## Start SUPPLIED RECORDS

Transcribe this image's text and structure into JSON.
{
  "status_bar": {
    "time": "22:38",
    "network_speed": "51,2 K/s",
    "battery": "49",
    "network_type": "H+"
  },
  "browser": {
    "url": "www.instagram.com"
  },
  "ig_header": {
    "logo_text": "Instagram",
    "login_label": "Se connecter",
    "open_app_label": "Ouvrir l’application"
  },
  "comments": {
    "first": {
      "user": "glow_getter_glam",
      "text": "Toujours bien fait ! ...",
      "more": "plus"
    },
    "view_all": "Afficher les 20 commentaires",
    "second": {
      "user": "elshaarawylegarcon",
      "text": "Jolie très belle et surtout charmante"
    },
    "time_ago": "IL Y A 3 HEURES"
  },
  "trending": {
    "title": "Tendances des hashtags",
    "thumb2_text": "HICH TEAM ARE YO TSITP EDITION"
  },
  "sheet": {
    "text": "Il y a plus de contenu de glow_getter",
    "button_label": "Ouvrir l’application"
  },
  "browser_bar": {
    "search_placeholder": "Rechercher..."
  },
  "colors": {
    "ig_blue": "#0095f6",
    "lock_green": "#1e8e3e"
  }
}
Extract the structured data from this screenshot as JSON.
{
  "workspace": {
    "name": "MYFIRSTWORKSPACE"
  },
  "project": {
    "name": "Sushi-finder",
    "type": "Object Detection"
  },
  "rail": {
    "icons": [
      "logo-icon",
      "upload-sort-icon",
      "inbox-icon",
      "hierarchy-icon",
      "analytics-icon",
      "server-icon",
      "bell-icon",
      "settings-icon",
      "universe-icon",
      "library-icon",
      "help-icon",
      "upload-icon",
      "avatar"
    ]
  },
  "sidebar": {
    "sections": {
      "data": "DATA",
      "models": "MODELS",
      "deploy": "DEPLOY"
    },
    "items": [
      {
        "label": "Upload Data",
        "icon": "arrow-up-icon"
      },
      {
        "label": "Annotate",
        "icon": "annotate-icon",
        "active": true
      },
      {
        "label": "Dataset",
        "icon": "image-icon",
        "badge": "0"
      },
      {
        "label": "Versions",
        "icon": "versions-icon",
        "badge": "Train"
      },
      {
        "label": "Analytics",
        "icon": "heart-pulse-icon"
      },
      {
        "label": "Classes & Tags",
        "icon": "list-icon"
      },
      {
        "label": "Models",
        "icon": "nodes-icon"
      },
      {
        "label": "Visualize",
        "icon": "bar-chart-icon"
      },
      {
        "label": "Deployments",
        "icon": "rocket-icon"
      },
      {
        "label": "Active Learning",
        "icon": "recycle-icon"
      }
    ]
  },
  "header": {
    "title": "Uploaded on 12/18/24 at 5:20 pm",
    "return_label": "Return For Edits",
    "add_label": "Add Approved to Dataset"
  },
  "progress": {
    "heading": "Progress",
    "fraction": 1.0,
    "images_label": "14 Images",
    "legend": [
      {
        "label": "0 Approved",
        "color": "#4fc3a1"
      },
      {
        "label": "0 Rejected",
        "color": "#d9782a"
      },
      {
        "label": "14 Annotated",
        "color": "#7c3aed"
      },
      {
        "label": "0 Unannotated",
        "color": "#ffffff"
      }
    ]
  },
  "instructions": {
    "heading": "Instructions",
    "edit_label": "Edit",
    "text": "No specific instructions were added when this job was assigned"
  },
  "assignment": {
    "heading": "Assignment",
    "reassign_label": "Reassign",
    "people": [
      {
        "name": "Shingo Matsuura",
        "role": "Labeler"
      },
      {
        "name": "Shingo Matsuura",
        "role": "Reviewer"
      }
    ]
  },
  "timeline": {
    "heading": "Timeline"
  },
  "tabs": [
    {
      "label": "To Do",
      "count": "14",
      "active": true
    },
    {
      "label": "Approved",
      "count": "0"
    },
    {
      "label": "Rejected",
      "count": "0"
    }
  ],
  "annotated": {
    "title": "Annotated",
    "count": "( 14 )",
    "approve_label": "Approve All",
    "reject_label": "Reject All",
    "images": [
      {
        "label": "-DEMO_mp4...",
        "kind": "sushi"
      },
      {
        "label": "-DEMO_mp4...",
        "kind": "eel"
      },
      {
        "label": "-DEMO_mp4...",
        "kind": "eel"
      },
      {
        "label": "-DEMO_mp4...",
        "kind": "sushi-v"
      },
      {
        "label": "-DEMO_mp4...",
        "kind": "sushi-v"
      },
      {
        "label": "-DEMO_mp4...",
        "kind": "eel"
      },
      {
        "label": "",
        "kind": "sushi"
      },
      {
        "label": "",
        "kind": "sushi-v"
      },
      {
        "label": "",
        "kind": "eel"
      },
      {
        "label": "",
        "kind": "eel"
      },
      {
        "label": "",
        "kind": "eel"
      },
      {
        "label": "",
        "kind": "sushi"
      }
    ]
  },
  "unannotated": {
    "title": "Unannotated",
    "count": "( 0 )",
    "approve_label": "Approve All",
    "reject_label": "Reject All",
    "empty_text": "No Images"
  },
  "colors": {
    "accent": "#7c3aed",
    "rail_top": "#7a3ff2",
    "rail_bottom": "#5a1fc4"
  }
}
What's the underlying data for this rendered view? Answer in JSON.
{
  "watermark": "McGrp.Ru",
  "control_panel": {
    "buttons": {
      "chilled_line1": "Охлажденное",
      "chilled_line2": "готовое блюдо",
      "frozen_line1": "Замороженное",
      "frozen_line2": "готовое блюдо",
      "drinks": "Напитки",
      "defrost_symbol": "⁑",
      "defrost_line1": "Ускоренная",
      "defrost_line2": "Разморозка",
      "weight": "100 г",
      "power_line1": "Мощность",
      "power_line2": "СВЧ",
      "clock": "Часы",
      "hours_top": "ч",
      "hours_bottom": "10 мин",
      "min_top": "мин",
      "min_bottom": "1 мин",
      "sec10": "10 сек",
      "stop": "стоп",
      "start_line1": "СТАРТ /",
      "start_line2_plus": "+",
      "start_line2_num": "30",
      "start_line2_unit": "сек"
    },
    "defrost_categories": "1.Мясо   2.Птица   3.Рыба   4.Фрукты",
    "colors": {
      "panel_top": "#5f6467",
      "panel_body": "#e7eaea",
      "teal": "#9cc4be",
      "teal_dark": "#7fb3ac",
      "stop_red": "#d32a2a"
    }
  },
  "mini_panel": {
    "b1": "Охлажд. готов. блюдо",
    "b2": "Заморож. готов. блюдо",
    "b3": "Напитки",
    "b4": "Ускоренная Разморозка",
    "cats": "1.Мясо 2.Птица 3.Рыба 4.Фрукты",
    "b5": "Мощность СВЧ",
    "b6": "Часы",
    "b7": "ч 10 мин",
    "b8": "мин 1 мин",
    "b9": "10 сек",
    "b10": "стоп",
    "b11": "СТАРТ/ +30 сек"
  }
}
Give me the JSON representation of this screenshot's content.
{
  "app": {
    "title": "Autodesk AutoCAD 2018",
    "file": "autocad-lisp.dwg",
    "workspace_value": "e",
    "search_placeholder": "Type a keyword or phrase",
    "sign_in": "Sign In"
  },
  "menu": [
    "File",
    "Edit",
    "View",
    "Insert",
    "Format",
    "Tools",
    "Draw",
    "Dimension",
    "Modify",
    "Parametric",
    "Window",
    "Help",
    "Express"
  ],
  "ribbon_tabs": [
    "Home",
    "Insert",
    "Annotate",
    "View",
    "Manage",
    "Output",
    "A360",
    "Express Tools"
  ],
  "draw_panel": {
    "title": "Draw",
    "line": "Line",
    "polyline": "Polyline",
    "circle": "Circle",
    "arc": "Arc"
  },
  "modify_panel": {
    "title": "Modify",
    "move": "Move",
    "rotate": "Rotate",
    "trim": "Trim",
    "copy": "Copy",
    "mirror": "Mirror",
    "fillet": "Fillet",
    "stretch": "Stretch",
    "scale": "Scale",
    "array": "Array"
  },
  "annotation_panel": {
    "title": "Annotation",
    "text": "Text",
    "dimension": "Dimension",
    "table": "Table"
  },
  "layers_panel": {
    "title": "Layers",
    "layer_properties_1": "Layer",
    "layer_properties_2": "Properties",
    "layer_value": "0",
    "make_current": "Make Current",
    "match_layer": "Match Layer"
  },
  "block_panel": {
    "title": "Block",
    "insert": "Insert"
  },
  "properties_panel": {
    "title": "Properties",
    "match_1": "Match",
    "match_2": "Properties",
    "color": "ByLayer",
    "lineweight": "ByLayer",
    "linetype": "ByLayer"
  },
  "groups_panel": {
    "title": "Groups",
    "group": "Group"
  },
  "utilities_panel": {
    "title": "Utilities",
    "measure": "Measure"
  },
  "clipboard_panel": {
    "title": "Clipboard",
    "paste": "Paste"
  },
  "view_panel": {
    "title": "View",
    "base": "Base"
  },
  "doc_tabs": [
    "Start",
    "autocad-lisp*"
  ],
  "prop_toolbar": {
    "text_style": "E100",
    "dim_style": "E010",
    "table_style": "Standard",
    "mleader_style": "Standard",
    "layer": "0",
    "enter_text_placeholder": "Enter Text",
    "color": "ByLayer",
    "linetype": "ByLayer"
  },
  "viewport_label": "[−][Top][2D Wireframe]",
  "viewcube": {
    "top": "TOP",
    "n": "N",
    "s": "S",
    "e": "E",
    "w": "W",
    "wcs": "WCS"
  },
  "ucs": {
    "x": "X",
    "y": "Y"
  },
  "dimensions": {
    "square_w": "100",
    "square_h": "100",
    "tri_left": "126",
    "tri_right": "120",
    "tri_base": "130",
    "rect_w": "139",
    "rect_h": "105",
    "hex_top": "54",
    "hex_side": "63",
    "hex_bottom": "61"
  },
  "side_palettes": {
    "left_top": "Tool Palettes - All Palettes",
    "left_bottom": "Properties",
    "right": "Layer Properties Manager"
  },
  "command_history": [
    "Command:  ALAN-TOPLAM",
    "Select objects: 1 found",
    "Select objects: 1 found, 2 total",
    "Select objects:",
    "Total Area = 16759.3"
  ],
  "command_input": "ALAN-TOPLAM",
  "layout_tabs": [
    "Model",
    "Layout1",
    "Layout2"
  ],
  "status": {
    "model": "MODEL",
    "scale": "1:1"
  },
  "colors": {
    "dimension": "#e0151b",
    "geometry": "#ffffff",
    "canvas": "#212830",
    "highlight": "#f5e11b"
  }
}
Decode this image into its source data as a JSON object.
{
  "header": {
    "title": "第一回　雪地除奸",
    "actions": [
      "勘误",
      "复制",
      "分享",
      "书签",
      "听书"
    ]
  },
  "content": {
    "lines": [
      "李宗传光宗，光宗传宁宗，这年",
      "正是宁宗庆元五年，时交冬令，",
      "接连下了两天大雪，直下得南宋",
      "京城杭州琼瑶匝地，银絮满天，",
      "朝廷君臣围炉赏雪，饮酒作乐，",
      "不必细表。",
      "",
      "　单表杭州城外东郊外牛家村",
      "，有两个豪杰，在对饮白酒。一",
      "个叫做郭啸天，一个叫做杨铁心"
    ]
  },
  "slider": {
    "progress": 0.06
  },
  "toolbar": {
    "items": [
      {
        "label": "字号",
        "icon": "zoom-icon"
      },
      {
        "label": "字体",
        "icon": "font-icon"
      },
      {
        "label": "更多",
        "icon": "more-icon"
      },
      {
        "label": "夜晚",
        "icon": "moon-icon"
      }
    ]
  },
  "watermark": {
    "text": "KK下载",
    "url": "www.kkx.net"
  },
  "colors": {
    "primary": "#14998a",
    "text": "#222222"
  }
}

## End SUPPLIED RECORDS

Read through the lines above and collect those that contain the string "Ускоренная".

> SOLVED PROBLEM:
      "defrost_line1": "Ускоренная",
    "b4": "Ускоренная Разморозка",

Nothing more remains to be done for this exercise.